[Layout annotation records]
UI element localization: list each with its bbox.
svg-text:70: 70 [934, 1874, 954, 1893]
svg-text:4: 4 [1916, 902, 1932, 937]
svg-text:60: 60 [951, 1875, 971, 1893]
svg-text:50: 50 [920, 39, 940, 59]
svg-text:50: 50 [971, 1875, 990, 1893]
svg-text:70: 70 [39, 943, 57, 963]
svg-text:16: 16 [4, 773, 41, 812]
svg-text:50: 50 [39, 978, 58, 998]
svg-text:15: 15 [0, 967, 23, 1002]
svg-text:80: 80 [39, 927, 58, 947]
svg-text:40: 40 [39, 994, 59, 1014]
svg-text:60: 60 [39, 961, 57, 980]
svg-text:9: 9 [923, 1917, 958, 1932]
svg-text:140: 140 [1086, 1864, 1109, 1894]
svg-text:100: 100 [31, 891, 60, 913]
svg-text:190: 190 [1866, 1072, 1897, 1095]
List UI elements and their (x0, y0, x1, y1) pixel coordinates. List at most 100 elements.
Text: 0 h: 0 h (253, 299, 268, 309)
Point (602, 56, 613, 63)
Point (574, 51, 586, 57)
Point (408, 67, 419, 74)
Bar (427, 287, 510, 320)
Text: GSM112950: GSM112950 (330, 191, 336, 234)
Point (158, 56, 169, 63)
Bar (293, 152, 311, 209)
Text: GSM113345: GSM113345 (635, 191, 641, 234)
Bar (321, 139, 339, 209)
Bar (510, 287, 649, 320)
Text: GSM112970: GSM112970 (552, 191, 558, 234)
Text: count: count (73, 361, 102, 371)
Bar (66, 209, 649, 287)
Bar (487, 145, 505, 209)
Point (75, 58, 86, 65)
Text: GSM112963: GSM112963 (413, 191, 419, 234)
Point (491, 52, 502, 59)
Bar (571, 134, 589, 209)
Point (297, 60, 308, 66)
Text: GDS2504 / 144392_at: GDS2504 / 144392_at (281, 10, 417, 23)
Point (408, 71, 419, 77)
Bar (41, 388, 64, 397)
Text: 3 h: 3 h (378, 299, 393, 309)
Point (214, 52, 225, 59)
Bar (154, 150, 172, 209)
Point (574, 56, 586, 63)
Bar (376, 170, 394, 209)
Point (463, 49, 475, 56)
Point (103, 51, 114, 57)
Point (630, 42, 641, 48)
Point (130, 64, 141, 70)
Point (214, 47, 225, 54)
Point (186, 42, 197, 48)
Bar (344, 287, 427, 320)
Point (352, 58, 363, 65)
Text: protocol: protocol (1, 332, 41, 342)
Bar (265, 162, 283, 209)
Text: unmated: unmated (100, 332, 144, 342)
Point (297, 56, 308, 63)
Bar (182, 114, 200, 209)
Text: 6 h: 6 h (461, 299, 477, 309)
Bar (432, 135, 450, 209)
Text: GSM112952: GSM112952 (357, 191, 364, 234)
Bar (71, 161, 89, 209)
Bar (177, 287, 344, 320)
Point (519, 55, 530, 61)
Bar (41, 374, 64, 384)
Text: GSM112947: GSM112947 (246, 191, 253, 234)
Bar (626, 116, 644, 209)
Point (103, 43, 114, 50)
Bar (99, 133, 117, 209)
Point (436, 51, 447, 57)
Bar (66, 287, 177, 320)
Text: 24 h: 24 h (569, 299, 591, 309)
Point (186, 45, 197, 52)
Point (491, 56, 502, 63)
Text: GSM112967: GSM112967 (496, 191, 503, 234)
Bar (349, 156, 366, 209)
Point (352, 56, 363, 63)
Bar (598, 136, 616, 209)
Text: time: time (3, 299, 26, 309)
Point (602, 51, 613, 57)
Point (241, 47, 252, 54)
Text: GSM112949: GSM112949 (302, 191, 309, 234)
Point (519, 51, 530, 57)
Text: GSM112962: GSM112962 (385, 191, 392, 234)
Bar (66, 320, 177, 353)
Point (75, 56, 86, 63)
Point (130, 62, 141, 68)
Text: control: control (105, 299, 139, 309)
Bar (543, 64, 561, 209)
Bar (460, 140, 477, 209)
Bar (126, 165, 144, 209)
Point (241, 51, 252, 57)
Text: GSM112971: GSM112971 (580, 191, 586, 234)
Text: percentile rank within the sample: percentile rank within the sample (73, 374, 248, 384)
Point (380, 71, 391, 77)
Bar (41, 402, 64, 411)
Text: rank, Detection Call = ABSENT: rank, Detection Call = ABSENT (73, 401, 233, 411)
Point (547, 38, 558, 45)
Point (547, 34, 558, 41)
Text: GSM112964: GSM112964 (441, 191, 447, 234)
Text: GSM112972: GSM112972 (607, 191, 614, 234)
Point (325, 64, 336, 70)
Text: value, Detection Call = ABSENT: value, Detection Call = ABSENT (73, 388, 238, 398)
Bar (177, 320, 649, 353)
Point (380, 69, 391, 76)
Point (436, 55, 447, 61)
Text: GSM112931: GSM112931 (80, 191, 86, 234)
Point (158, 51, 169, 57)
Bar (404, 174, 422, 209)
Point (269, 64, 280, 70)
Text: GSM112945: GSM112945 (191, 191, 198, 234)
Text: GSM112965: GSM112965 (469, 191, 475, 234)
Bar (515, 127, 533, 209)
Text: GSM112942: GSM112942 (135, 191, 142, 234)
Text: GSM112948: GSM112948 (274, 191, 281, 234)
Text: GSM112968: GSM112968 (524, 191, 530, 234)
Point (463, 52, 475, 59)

= AIM OF THE EXERCISE =
Rewrite the records as a numbered list, starting at the first line of the records and ending at the line containing "svg-text:100: 100 [31, 891, 60, 913]", with both of those lines included and any blank lines omitted.

= RESPONSE =
1. UI element localization: list each with its bbox.
2. svg-text:70: 70 [934, 1874, 954, 1893]
3. svg-text:4: 4 [1916, 902, 1932, 937]
4. svg-text:60: 60 [951, 1875, 971, 1893]
5. svg-text:50: 50 [920, 39, 940, 59]
6. svg-text:50: 50 [971, 1875, 990, 1893]
7. svg-text:70: 70 [39, 943, 57, 963]
8. svg-text:16: 16 [4, 773, 41, 812]
9. svg-text:50: 50 [39, 978, 58, 998]
10. svg-text:15: 15 [0, 967, 23, 1002]
11. svg-text:80: 80 [39, 927, 58, 947]
12. svg-text:40: 40 [39, 994, 59, 1014]
13. svg-text:60: 60 [39, 961, 57, 980]
14. svg-text:9: 9 [923, 1917, 958, 1932]
15. svg-text:140: 140 [1086, 1864, 1109, 1894]
16. svg-text:100: 100 [31, 891, 60, 913]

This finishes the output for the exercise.